Requirement: Go through the material below and copy each line where the word "pluribus" appears.

Recorded data:
..........

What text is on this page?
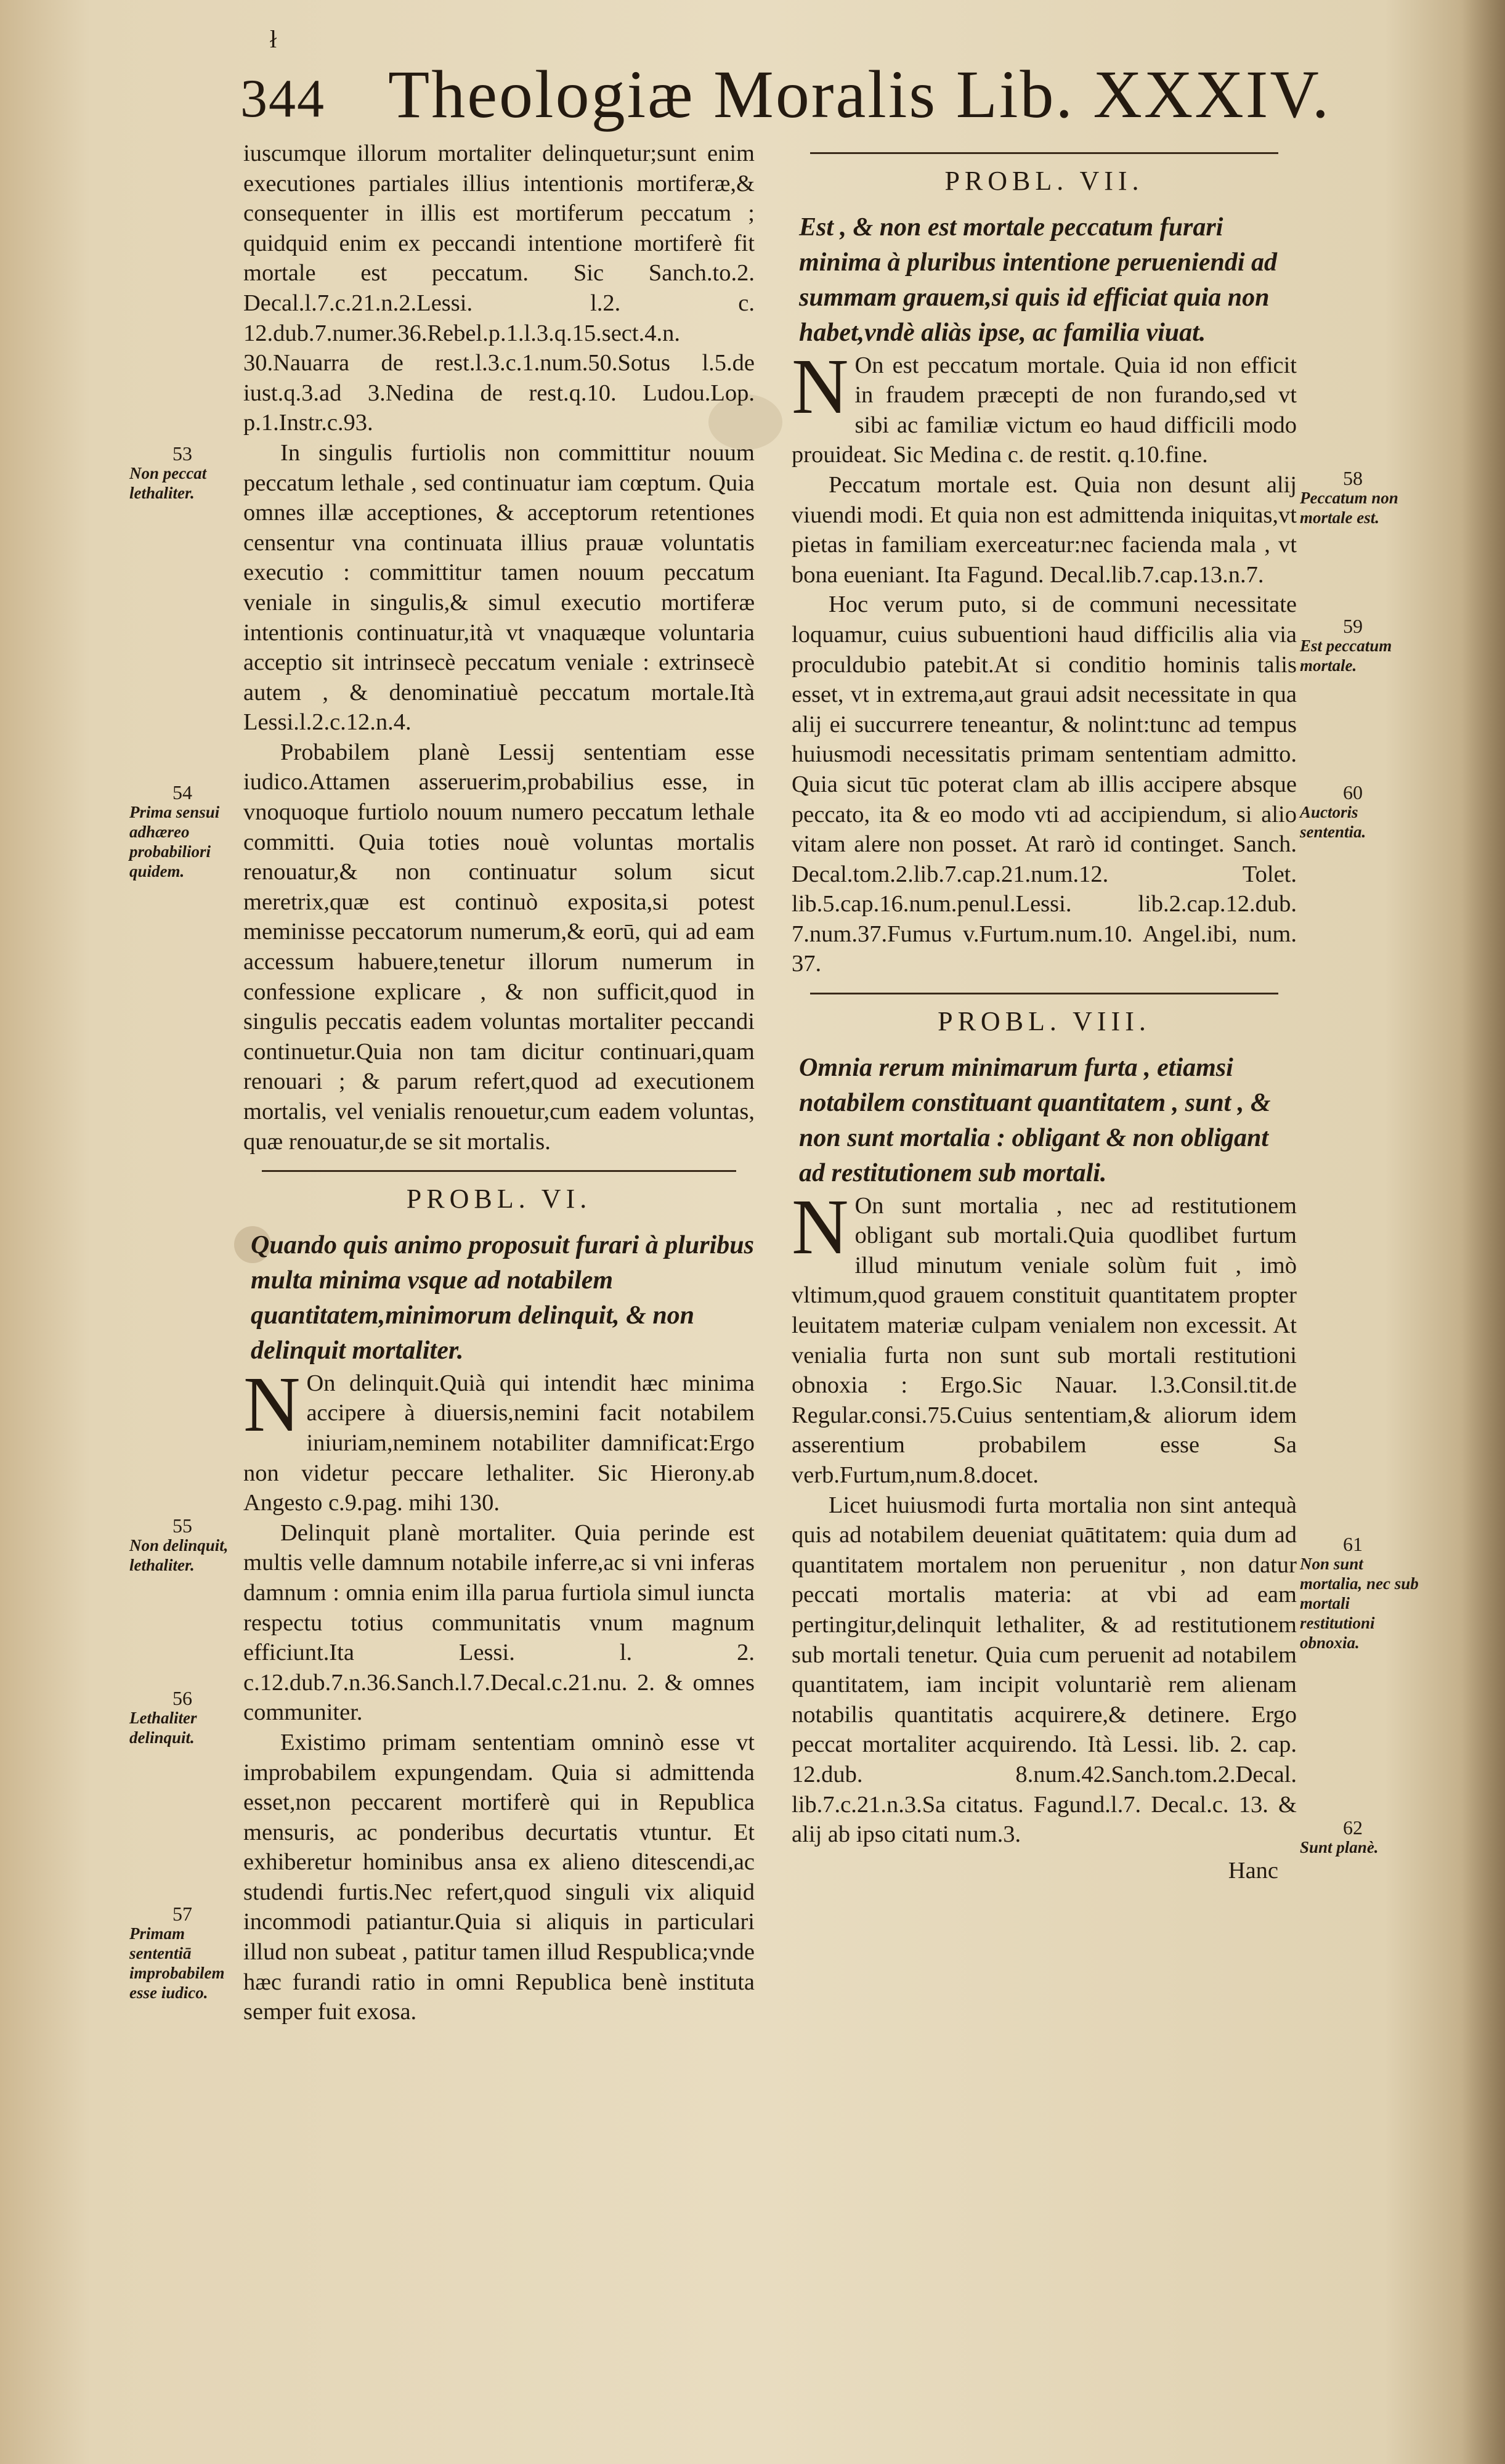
ł
344 Theologiæ Moralis Lib. XXXIV.

iuscumque illorum mortaliter delinquetur;sunt enim executiones partiales illius intentionis mortiferæ,& consequenter in illis est mortiferum peccatum ; quidquid enim ex peccandi intentione mortiferè fit mortale est peccatum. Sic Sanch.to.2. Decal.l.7.c.21.n.2.Lessi. l.2. c. 12.dub.7.numer.36.Rebel.p.1.l.3.q.15.sect.4.n. 30.Nauarra de rest.l.3.c.1.num.50.Sotus l.5.de iust.q.3.ad 3.Nedina de rest.q.10. Ludou.Lop. p.1.Instr.c.93.

In singulis furtiolis non committitur nouum peccatum lethale , sed continuatur iam cœptum. Quia omnes illæ acceptiones, & acceptorum retentiones censentur vna continuata illius prauæ voluntatis executio : committitur tamen nouum peccatum veniale in singulis,& simul executio mortiferæ intentionis continuatur,ità vt vnaquæque voluntaria acceptio sit intrinsecè peccatum veniale : extrinsecè autem , & denominatiuè peccatum mortale.Ità Lessi.l.2.c.12.n.4.

Probabilem planè Lessij sententiam esse iudico.Attamen asseruerim,probabilius esse, in vnoquoque furtiolo nouum numero peccatum lethale committi. Quia toties nouè voluntas mortalis renouatur,& non continuatur solum sicut meretrix,quæ est continuò exposita,si potest meminisse peccatorum numerum,& eorū, qui ad eam accessum habuere,tenetur illorum numerum in confessione explicare , & non sufficit,quod in singulis peccatis eadem voluntas mortaliter peccandi continuetur.Quia non tam dicitur continuari,quam renouari ; & parum refert,quod ad executionem mortalis, vel venialis renouetur,cum eadem voluntas, quæ renouatur,de se sit mortalis.

PROBL. VI.

Quando quis animo proposuit furari à pluribus multa minima vsque ad notabilem quantitatem,minimorum delinquit, & non delinquit mortaliter.

N On delinquit.Quià qui intendit hæc minima accipere à diuersis,nemini facit notabilem iniuriam,neminem notabiliter damnificat:Ergo non videtur peccare lethaliter. Sic Hierony.ab Angesto c.9.pag. mihi 130.

Delinquit planè mortaliter. Quia perinde est multis velle damnum notabile inferre,ac si vni inferas damnum : omnia enim illa parua furtiola simul iuncta respectu totius communitatis vnum magnum efficiunt.Ita Lessi. l. 2. c.12.dub.7.n.36.Sanch.l.7.Decal.c.21.nu. 2. & omnes communiter.

Existimo primam sententiam omninò esse vt improbabilem expungendam. Quia si admittenda esset,non peccarent mortiferè qui in Republica mensuris, ac ponderibus decurtatis vtuntur. Et exhiberetur hominibus ansa ex alieno ditescendi,ac studendi furtis.Nec refert,quod singuli vix aliquid incommodi patiantur.Quia si aliquis in particulari illud non subeat , patitur tamen illud Respublica;vnde hæc furandi ratio in omni Republica benè instituta semper fuit exosa.

PROBL. VII.

Est , & non est mortale peccatum furari minima à pluribus intentione perueniendi ad summam grauem,si quis id efficiat quia non habet,vndè aliàs ipse, ac familia viuat.

N On est peccatum mortale. Quia id non efficit in fraudem præcepti de non furando,sed vt sibi ac familiæ victum eo haud difficili modo prouideat. Sic Medina c. de restit. q.10.fine.

Peccatum mortale est. Quia non desunt alij viuendi modi. Et quia non est admittenda iniquitas,vt pietas in familiam exerceatur:nec facienda mala , vt bona eueniant. Ita Fagund. Decal.lib.7.cap.13.n.7.

Hoc verum puto, si de communi necessitate loquamur, cuius subuentioni haud difficilis alia via proculdubio patebit.At si conditio hominis talis esset, vt in extrema,aut graui adsit necessitate in qua alij ei succurrere teneantur, & nolint:tunc ad tempus huiusmodi necessitatis primam sententiam admitto. Quia sicut tūc poterat clam ab illis accipere absque peccato, ita & eo modo vti ad accipiendum, si alio vitam alere non posset. At rarò id continget. Sanch. Decal.tom.2.lib.7.cap.21.num.12. Tolet. lib.5.cap.16.num.penul.Lessi. lib.2.cap.12.dub. 7.num.37.Fumus v.Furtum.num.10. Angel.ibi, num. 37.

PROBL. VIII.

Omnia rerum minimarum furta , etiamsi notabilem constituant quantitatem , sunt , & non sunt mortalia : obligant & non obligant ad restitutionem sub mortali.

N On sunt mortalia , nec ad restitutionem obligant sub mortali.Quia quodlibet furtum illud minutum veniale solùm fuit , imò vltimum,quod grauem constituit quantitatem propter leuitatem materiæ culpam venialem non excessit. At venialia furta non sunt sub mortali restitutioni obnoxia : Ergo.Sic Nauar. l.3.Consil.tit.de Regular.consi.75.Cuius sententiam,& aliorum idem asserentium probabilem esse Sa verb.Furtum,num.8.docet.

Licet huiusmodi furta mortalia non sint antequà quis ad notabilem deueniat quātitatem: quia dum ad quantitatem mortalem non peruenitur , non datur peccati mortalis materia: at vbi ad eam pertingitur,delinquit lethaliter, & ad restitutionem sub mortali tenetur. Quia cum peruenit ad notabilem quantitatem, iam incipit voluntariè rem alienam notabilis quantitatis acquirere,& detinere. Ergo peccat mortaliter acquirendo. Ità Lessi. lib. 2. cap. 12.dub. 8.num.42.Sanch.tom.2.Decal. lib.7.c.21.n.3.Sa citatus. Fagund.l.7. Decal.c. 13. & alij ab ipso citati num.3.

Hanc

53
Non peccat lethaliter.
54
Prima sensui adhæreo probabiliori quidem.
55
Non delinquit, lethaliter.
56
Lethaliter delinquit.
57
Primam sententiā improbabilem esse iudico.
58
Peccatum non mortale est.
59
Est peccatum mortale.
60
Auctoris sententia.
61
Non sunt mortalia, nec sub mortali restitutioni obnoxia.
62
Sunt planè.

..........

Right answer:
Quando quis animo proposuit furari à pluribus multa minima vsque ad notabilem quantitatem,minimorum delinquit, & non delinquit mortaliter.
Est , & non est mortale peccatum furari minima à pluribus intentione perueniendi ad summam grauem,si quis id efficiat quia non habet,vndè aliàs ipse, ac familia viuat.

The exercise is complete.